## What is being asked
Report the number of lines in these entries that contain "информации". Write only the number.
=======
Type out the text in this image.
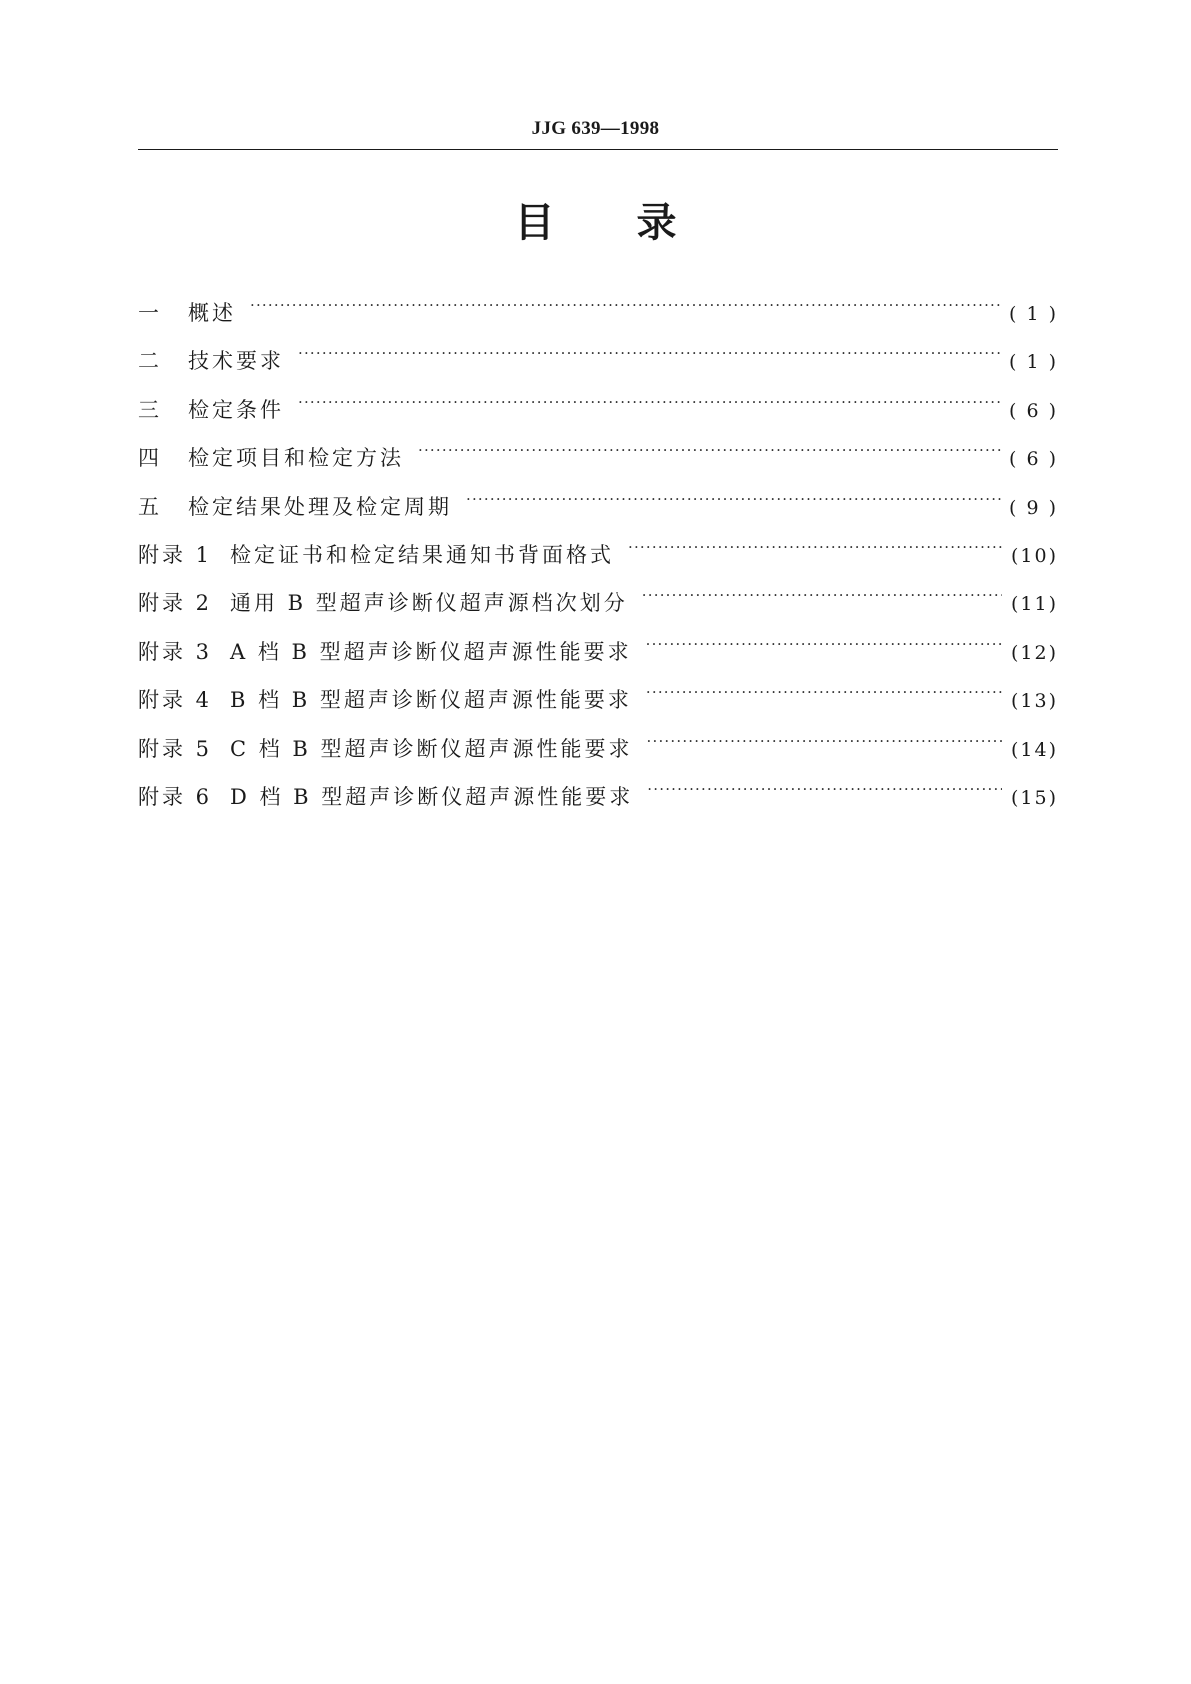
JJG 639—1998
目 录
一	概述 ·····	( 1 )
二	技术要求 ·····	( 1 )
三	检定条件 ·····	( 6 )
四	检定项目和检定方法 ·····	( 6 )
五	检定结果处理及检定周期 ·····	( 9 )
附录 1 检定证书和检定结果通知书背面格式 ·····	(10)
附录 2 通用 B 型超声诊断仪超声源档次划分 ·····	(11)
附录 3 A 档 B 型超声诊断仪超声源性能要求 ·····	(12)
附录 4 B 档 B 型超声诊断仪超声源性能要求 ·····	(13)
附录 5 C 档 B 型超声诊断仪超声源性能要求 ·····	(14)
附录 6 D 档 B 型超声诊断仪超声源性能要求 ·····	(15)
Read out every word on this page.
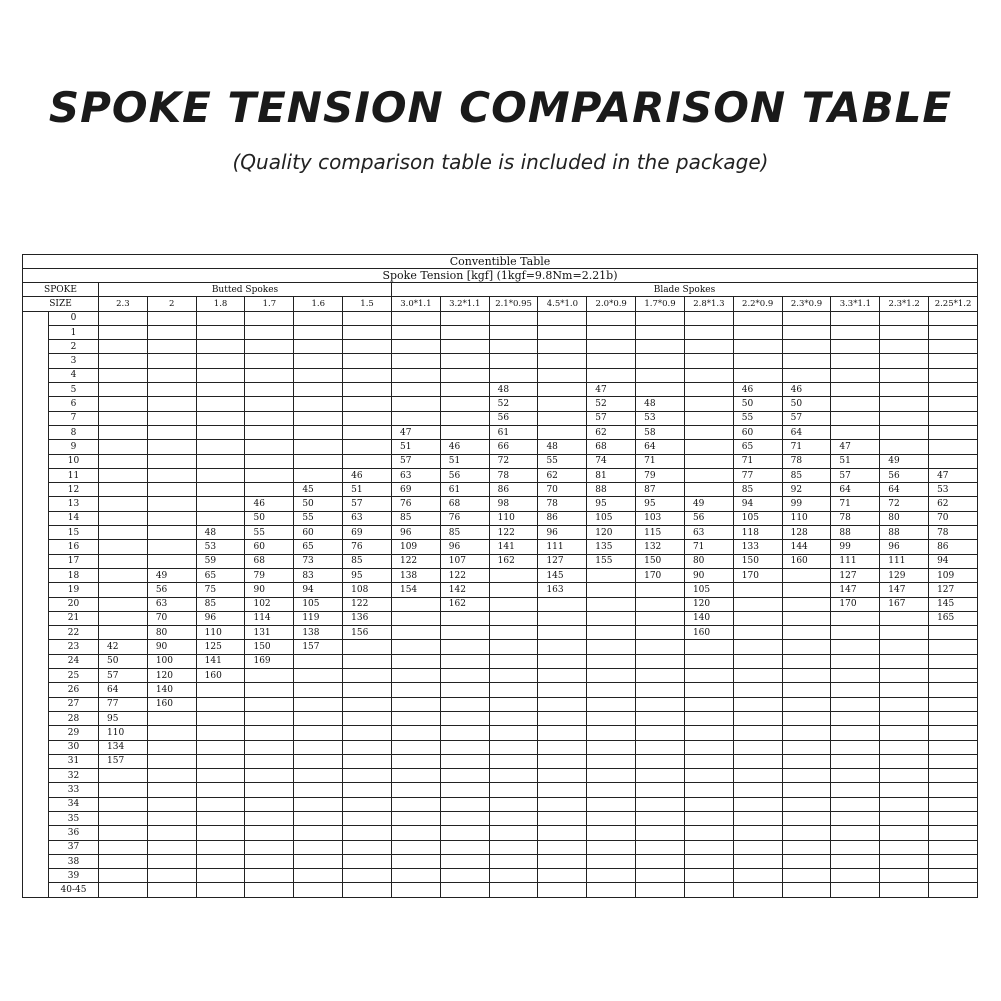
SPOKE TENSION COMPARISON TABLE

(Quality comparison table is included in the package)

Conventible Table																			
Spoke Tension [kgf] (1kgf=9.8Nm=2.21b)																			
SPOKE		Butted Spokes						Blade Spokes											
SIZE		2.3	2	1.8	1.7	1.6	1.5	3.0*1.1	3.2*1.1	2.1*0.95	4.5*1.0	2.0*0.9	1.7*0.9	2.8*1.3	2.2*0.9	2.3*0.9	3.3*1.1	2.3*1.2	2.25*1.2
	0																		
	1																		
	2																		
	3																		
	4																		
	5									48		47			46	46			
	6									52		52	48		50	50			
	7									56		57	53		55	57			
	8							47		61		62	58		60	64			
	9							51	46	66	48	68	64		65	71	47		
	10							57	51	72	55	74	71		71	78	51	49	
	11						46	63	56	78	62	81	79		77	85	57	56	47
	12					45	51	69	61	86	70	88	87		85	92	64	64	53
	13				46	50	57	76	68	98	78	95	95	49	94	99	71	72	62
	14				50	55	63	85	76	110	86	105	103	56	105	110	78	80	70
	15			48	55	60	69	96	85	122	96	120	115	63	118	128	88	88	78
	16			53	60	65	76	109	96	141	111	135	132	71	133	144	99	96	86
	17			59	68	73	85	122	107	162	127	155	150	80	150	160	111	111	94
	18		49	65	79	83	95	138	122		145		170	90	170		127	129	109
	19		56	75	90	94	108	154	142		163			105			147	147	127
	20		63	85	102	105	122		162					120			170	167	145
	21		70	96	114	119	136							140					165
	22		80	110	131	138	156							160					
	23	42	90	125	150	157													
	24	50	100	141	169														
	25	57	120	160															
	26	64	140																
	27	77	160																
	28	95																	
	29	110																	
	30	134																	
	31	157																	
	32																		
	33																		
	34																		
	35																		
	36																		
	37																		
	38																		
	39																		
	40-45																		
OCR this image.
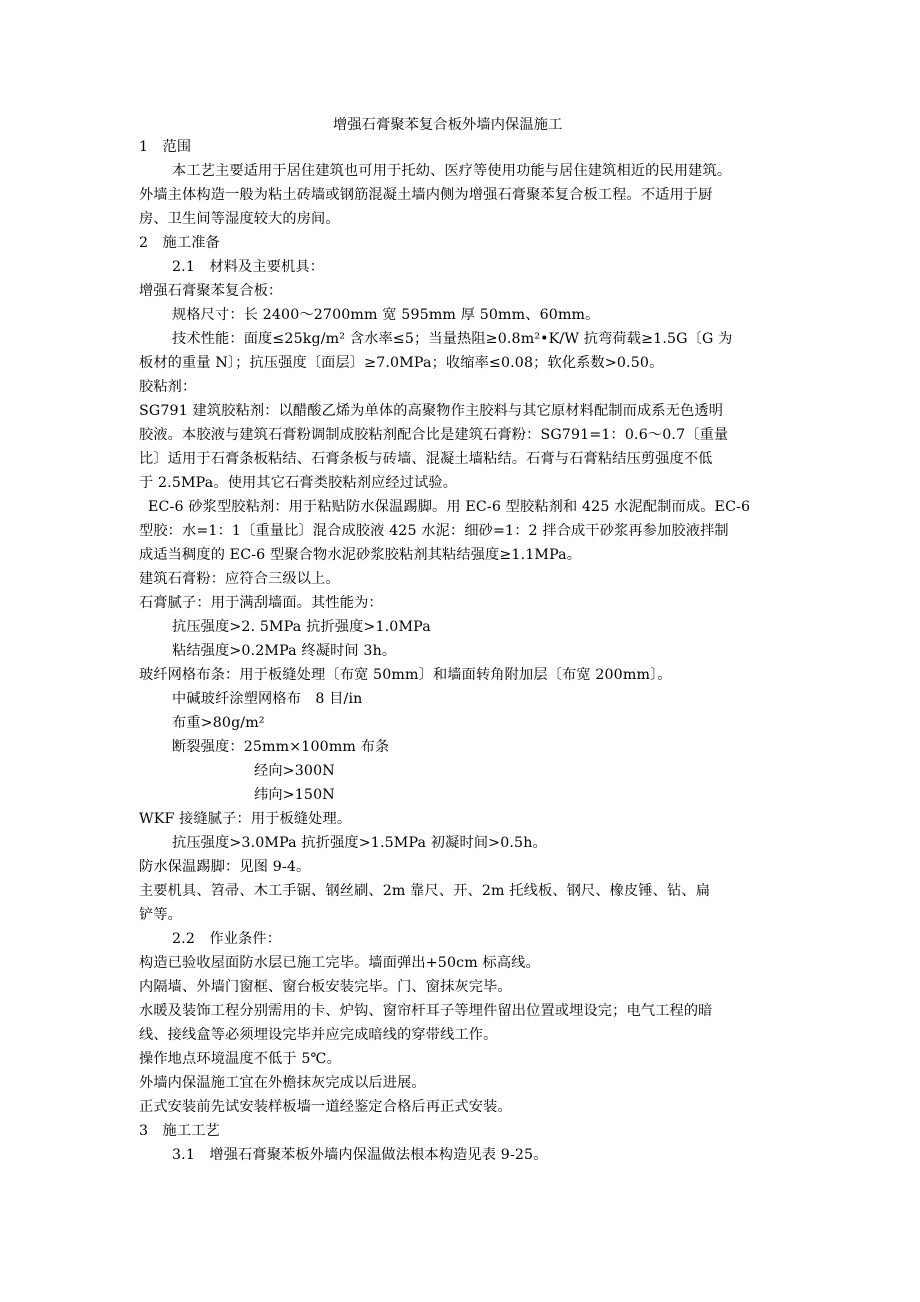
增强石膏聚苯复合板外墙内保温施工
1　范围
本工艺主要适用于居住建筑也可用于托幼、医疗等使用功能与居住建筑相近的民用建筑。
外墙主体构造一般为粘土砖墙或钢筋混凝土墙内侧为增强石膏聚苯复合板工程。不适用于厨
房、卫生间等湿度较大的房间。
2　施工准备
2.1　材料及主要机具：
增强石膏聚苯复合板：
规格尺寸：长 2400～2700mm 宽 595mm 厚 50mm、60mm。
技术性能：面度≤25kg/m² 含水率≤5；当量热阻≥0.8m²•K/W 抗弯荷载≥1.5G〔G 为
板材的重量 N〕；抗压强度〔面层〕≥7.0MPa；收缩率≤0.08；软化系数>0.50。
胶粘剂：
SG791 建筑胶粘剂：以醋酸乙烯为单体的高聚物作主胶料与其它原材料配制而成系无色透明
胶液。本胶液与建筑石膏粉调制成胶粘剂配合比是建筑石膏粉：SG791=1：0.6～0.7〔重量
比〕适用于石膏条板粘结、石膏条板与砖墙、混凝土墙粘结。石膏与石膏粘结压剪强度不低
于 2.5MPa。使用其它石膏类胶粘剂应经过试验。
EC-6 砂浆型胶粘剂：用于粘贴防水保温踢脚。用 EC-6 型胶粘剂和 425 水泥配制而成。EC-6
型胶：水=1：1〔重量比〕混合成胶液 425 水泥：细砂=1：2 拌合成干砂浆再参加胶液拌制
成适当稠度的 EC-6 型聚合物水泥砂浆胶粘剂其粘结强度≥1.1MPa。
建筑石膏粉：应符合三级以上。
石膏腻子：用于满刮墙面。其性能为：
抗压强度>2. 5MPa 抗折强度>1.0MPa
粘结强度>0.2MPa 终凝时间 3h。
玻纤网格布条：用于板缝处理〔布宽 50mm〕和墙面转角附加层〔布宽 200mm〕。
中碱玻纤涂塑网格布　8 目/in
布重>80g/m²
断裂强度：25mm×100mm 布条
经向>300N
纬向>150N
WKF 接缝腻子：用于板缝处理。
抗压强度>3.0MPa 抗折强度>1.5MPa 初凝时间>0.5h。
防水保温踢脚：见图 9-4。
主要机具、笤帚、木工手锯、钢丝刷、2m 靠尺、开、2m 托线板、钢尺、橡皮锤、钻、扁
铲等。
2.2　作业条件：
构造已验收屋面防水层已施工完毕。墙面弹出+50cm 标高线。
内隔墙、外墙门窗框、窗台板安装完毕。门、窗抹灰完毕。
水暖及装饰工程分别需用的卡、炉钩、窗帘杆耳子等埋件留出位置或埋设完；电气工程的暗
线、接线盒等必须埋设完毕并应完成暗线的穿带线工作。
操作地点环境温度不低于 5℃。
外墙内保温施工宜在外檐抹灰完成以后进展。
正式安装前先试安装样板墙一道经鉴定合格后再正式安装。
3　施工工艺
3.1　增强石膏聚苯板外墙内保温做法根本构造见表 9-25。
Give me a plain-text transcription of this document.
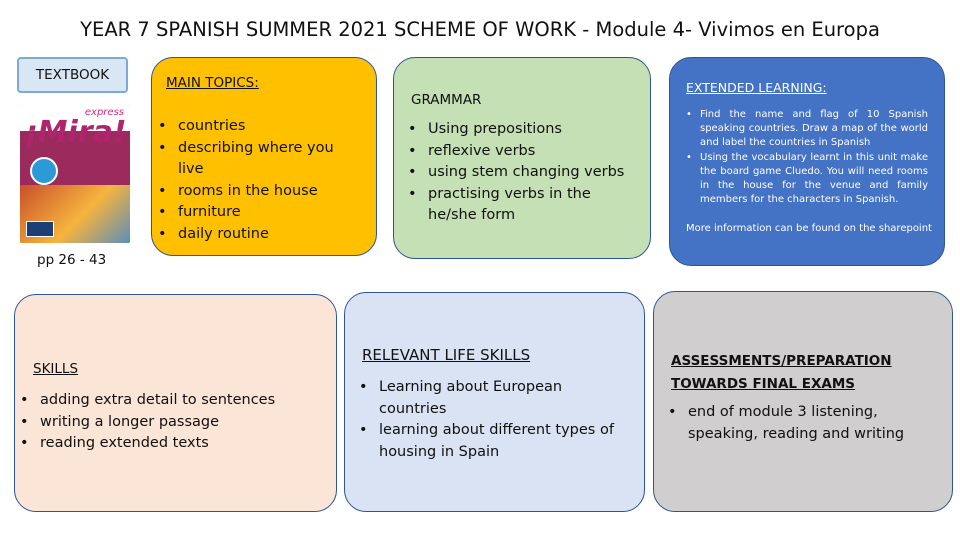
YEAR 7 SPANISH SUMMER 2021 SCHEME OF WORK - Module 4- Vivimos en Europa
TEXTBOOK
express
¡Mira!
pp 26 - 43
MAIN TOPICS:
• countries
• describing where you live
• rooms in the house
• furniture
• daily routine
GRAMMAR
• Using prepositions
• reflexive verbs
• using stem changing verbs
• practising verbs in the he/she form
EXTENDED LEARNING:
• Find the name and flag of 10 Spanish speaking countries. Draw a map of the world and label the countries in Spanish
• Using the vocabulary learnt in this unit make the board game Cluedo. You will need rooms in the house for the venue and family members for the characters in Spanish.
More information can be found on the sharepoint
SKILLS
• adding extra detail to sentences
• writing a longer passage
• reading extended texts
RELEVANT LIFE SKILLS
• Learning about European countries
• learning about different types of housing in Spain
ASSESSMENTS/PREPARATION TOWARDS FINAL EXAMS
• end of module 3 listening, speaking, reading and writing
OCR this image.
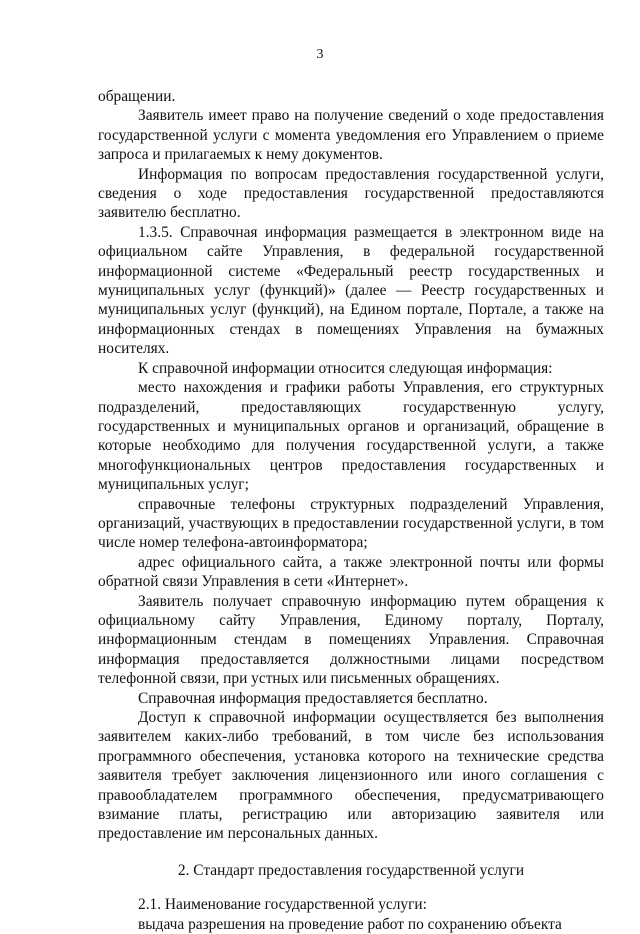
3

обращении.

Заявитель имеет право на получение сведений о ходе предоставления государственной услуги с момента уведомления его Управлением о приеме запроса и прилагаемых к нему документов.

Информация по вопросам предоставления государственной услуги, сведения о ходе предоставления государственной предоставляются заявителю бесплатно.

1.3.5. Справочная информация размещается в электронном виде на официальном сайте Управления, в федеральной государственной информационной системе «Федеральный реестр государственных и муниципальных услуг (функций)» (далее — Реестр государственных и муниципальных услуг (функций), на Едином портале, Портале, а также на информационных стендах в помещениях Управления на бумажных носителях.

К справочной информации относится следующая информация:

место нахождения и графики работы Управления, его структурных подразделений, предоставляющих государственную услугу, государственных и муниципальных органов и организаций, обращение в которые необходимо для получения государственной услуги, а также многофункциональных центров предоставления государственных и муниципальных услуг;

справочные телефоны структурных подразделений Управления, организаций, участвующих в предоставлении государственной услуги, в том числе номер телефона-автоинформатора;

адрес официального сайта, а также электронной почты или формы обратной связи Управления в сети «Интернет».

Заявитель получает справочную информацию путем обращения к официальному сайту Управления, Единому порталу, Порталу, информационным стендам в помещениях Управления. Справочная информация предоставляется должностными лицами посредством телефонной связи, при устных или письменных обращениях.

Справочная информация предоставляется бесплатно.

Доступ к справочной информации осуществляется без выполнения заявителем каких-либо требований, в том числе без использования программного обеспечения, установка которого на технические средства заявителя требует заключения лицензионного или иного соглашения с правообладателем программного обеспечения, предусматривающего взимание платы, регистрацию или авторизацию заявителя или предоставление им персональных данных.

2. Стандарт предоставления государственной услуги

2.1. Наименование государственной услуги:

выдача разрешения на проведение работ по сохранению объекта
=======
## Result of the task
2